-- START Task inputs --
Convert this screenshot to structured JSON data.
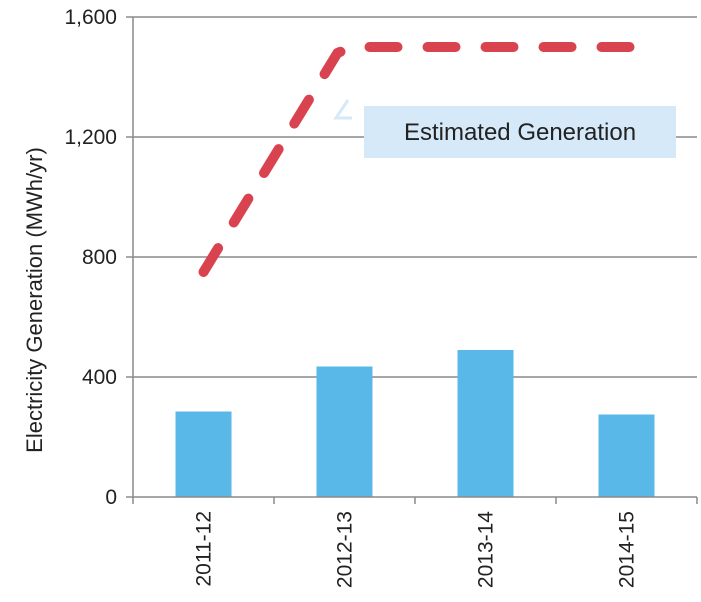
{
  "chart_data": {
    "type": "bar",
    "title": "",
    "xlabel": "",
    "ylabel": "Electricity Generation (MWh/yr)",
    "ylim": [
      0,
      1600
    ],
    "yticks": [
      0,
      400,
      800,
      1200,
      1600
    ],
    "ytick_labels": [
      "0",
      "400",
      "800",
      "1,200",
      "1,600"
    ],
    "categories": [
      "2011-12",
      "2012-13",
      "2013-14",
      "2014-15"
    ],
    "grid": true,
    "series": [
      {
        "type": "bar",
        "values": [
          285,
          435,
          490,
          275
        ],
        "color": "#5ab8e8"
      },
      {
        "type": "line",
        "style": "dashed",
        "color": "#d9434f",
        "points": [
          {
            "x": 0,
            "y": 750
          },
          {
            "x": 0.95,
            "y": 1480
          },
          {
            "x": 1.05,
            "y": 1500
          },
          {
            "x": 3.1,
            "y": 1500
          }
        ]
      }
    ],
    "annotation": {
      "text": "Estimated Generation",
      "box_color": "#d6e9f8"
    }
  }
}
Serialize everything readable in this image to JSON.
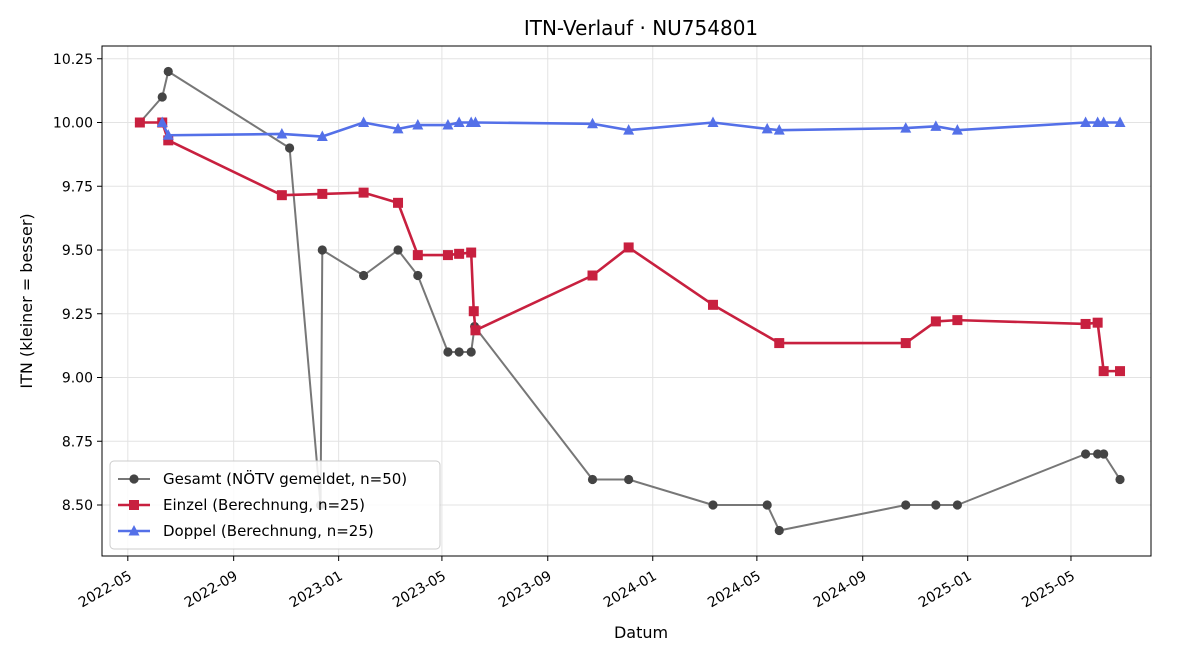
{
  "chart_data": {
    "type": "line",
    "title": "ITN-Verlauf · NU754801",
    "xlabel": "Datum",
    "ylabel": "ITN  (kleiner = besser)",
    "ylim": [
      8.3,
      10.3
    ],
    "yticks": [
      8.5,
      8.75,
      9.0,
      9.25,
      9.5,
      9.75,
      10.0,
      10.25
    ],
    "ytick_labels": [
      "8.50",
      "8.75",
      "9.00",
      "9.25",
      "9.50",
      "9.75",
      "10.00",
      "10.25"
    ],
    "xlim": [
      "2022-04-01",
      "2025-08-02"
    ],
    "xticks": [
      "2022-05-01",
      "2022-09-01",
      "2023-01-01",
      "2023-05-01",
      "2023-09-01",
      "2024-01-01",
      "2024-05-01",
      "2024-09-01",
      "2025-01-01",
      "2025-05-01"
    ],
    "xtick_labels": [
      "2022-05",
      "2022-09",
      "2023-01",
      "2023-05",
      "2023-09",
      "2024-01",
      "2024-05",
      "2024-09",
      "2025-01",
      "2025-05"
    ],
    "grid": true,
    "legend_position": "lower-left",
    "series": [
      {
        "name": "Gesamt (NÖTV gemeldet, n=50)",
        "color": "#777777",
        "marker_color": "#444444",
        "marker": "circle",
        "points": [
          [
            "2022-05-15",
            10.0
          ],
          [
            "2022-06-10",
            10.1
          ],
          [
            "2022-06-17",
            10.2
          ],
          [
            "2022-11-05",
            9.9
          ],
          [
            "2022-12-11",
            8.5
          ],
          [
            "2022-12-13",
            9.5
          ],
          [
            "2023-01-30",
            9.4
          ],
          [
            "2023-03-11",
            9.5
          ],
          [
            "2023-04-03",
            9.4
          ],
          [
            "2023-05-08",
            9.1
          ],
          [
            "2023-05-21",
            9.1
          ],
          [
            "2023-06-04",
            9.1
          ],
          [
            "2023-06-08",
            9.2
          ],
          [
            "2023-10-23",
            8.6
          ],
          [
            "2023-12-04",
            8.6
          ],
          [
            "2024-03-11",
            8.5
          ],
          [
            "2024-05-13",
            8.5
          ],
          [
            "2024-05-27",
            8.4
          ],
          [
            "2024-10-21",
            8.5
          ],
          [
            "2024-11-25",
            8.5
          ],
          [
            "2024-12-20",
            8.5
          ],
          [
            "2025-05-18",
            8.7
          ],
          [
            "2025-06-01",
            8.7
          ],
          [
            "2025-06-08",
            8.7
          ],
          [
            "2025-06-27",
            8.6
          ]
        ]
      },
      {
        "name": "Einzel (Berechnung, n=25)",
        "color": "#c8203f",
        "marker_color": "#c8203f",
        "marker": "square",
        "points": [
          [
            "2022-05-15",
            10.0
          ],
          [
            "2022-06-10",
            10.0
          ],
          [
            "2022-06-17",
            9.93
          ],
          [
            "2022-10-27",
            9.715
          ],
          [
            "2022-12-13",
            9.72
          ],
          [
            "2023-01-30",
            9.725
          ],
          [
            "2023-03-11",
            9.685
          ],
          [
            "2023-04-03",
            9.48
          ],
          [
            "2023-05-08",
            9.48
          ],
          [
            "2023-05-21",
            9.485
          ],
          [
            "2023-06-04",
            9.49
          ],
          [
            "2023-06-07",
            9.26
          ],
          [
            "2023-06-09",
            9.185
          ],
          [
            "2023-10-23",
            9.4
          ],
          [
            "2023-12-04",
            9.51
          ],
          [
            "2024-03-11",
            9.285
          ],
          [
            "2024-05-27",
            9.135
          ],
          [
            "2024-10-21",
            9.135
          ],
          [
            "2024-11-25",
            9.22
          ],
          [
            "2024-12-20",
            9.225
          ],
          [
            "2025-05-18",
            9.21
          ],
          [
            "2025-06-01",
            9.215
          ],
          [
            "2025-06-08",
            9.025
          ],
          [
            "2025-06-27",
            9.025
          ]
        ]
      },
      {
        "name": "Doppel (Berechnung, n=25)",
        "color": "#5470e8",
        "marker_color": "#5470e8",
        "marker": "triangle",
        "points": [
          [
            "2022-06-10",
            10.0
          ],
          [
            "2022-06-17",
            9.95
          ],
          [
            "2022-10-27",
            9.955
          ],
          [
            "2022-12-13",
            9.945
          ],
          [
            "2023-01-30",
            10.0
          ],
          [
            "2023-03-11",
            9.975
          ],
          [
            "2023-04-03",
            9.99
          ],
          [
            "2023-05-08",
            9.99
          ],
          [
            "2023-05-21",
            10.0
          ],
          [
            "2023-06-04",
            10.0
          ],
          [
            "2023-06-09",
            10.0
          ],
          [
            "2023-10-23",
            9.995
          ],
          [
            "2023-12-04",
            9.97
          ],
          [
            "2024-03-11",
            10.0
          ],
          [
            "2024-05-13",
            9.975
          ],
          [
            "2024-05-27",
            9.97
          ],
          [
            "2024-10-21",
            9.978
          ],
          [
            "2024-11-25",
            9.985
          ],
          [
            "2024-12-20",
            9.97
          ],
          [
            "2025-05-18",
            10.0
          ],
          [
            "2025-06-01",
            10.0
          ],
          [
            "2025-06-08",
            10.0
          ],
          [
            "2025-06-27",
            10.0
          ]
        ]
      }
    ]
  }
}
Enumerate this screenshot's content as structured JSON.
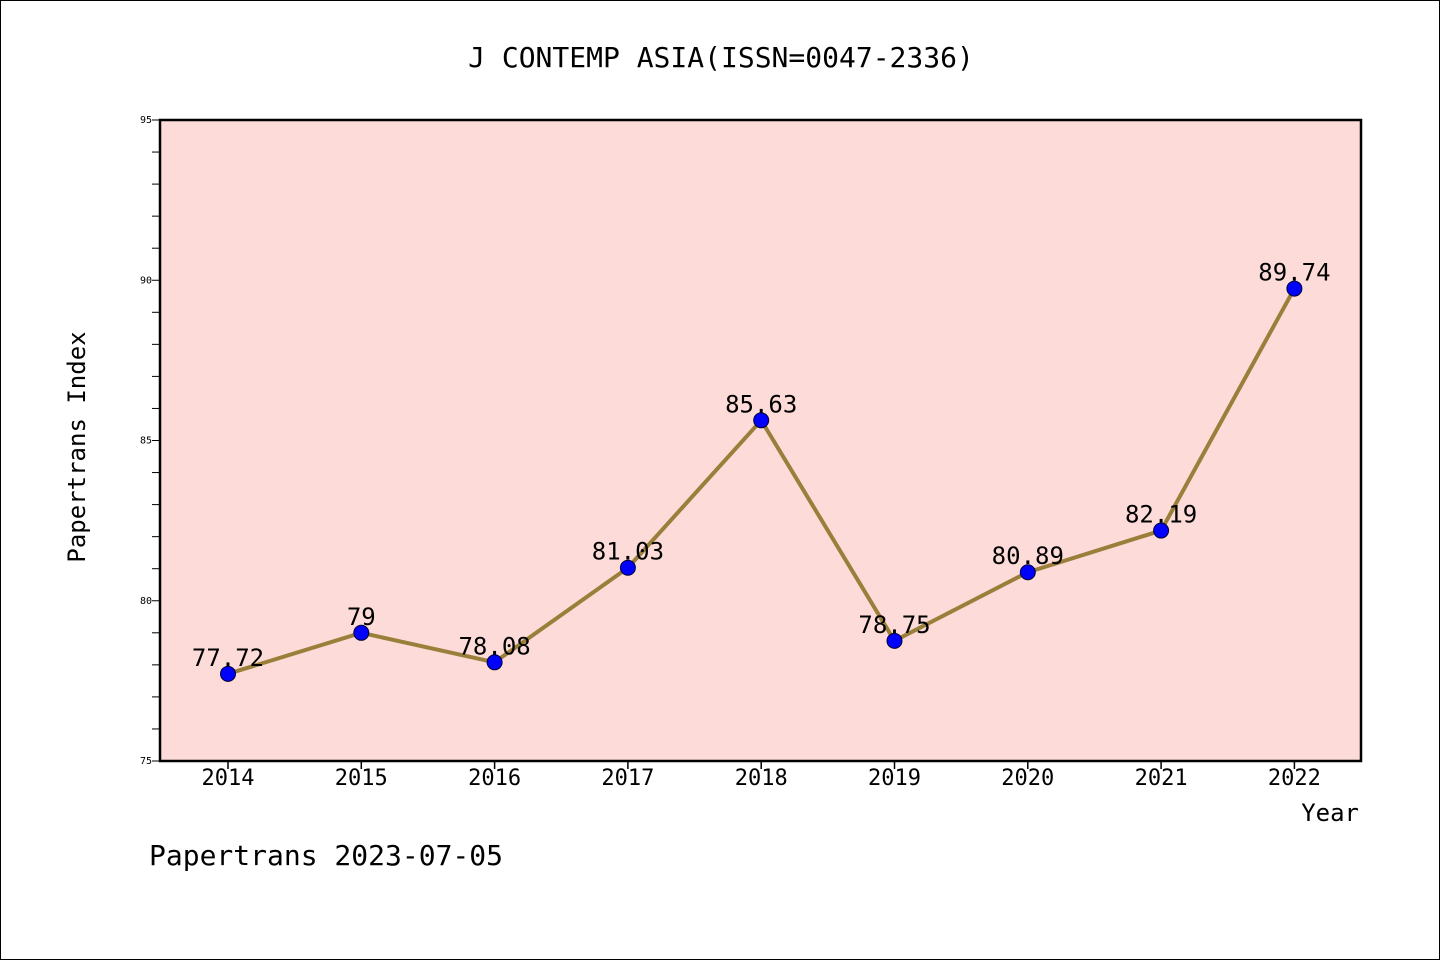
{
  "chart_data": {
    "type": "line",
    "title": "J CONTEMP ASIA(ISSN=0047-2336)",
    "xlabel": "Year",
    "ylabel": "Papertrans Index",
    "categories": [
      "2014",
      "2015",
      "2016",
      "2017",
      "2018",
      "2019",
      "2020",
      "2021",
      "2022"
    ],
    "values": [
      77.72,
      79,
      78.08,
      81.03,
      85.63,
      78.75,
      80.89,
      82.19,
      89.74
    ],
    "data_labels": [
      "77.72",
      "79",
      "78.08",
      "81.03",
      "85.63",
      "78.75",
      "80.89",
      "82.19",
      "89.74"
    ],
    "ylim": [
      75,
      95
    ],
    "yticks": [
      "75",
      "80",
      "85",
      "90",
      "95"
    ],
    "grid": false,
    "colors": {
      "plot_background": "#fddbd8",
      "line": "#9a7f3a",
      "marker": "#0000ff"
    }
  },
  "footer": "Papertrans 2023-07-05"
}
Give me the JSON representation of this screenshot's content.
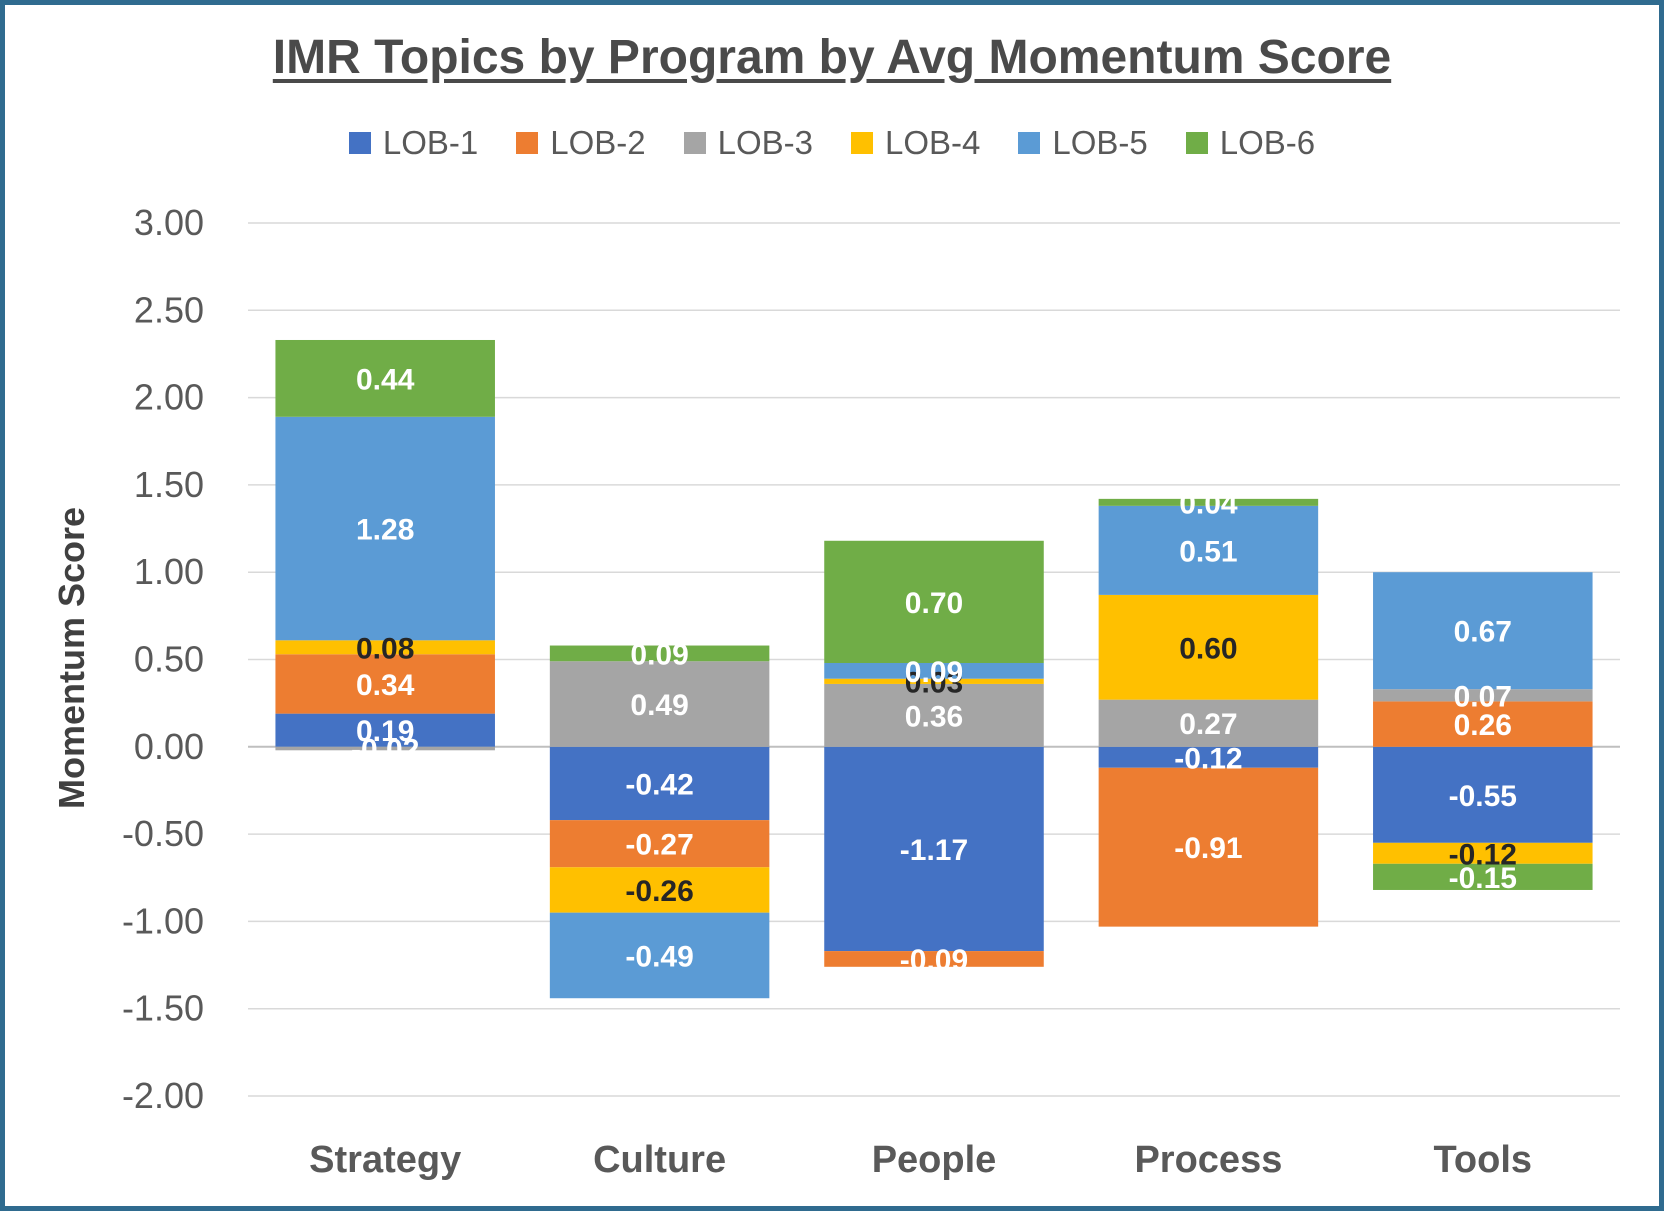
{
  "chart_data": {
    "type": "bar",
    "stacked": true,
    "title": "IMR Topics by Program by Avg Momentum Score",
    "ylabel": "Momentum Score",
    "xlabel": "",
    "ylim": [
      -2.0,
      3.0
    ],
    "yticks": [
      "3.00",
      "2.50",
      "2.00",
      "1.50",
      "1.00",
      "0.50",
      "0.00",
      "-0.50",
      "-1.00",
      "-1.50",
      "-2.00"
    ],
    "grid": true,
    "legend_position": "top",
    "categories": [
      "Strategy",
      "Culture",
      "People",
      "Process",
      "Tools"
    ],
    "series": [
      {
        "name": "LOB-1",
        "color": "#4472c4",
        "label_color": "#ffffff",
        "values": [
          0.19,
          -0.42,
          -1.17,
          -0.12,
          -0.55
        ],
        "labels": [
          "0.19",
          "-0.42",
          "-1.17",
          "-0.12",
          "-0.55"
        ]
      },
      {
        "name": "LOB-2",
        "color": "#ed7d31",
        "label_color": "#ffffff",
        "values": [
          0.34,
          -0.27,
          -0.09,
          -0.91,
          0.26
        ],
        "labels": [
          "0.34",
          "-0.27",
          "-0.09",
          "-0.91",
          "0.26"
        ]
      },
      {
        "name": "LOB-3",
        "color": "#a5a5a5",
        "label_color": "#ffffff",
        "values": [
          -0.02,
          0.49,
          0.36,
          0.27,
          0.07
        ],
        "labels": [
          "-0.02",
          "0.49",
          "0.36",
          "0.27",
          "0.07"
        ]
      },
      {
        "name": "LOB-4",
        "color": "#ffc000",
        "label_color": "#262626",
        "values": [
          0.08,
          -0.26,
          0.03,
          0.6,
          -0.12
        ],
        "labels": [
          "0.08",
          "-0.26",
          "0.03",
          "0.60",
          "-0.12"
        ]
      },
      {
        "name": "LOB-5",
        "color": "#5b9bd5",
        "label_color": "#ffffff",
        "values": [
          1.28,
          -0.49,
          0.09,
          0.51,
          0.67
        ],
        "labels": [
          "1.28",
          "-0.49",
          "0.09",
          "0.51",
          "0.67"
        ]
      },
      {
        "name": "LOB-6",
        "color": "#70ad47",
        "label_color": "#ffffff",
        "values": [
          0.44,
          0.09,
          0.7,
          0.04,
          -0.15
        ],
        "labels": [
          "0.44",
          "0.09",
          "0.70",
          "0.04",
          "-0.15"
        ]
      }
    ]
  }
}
-- END Task inputs --
Task brief: In the records above, find each line with the word "xlabel" and copy it.

Finished task:
    "xlabel": "",
    "xlabel": "Datum",
    "xlabel": "Year",
    "xlabel": "",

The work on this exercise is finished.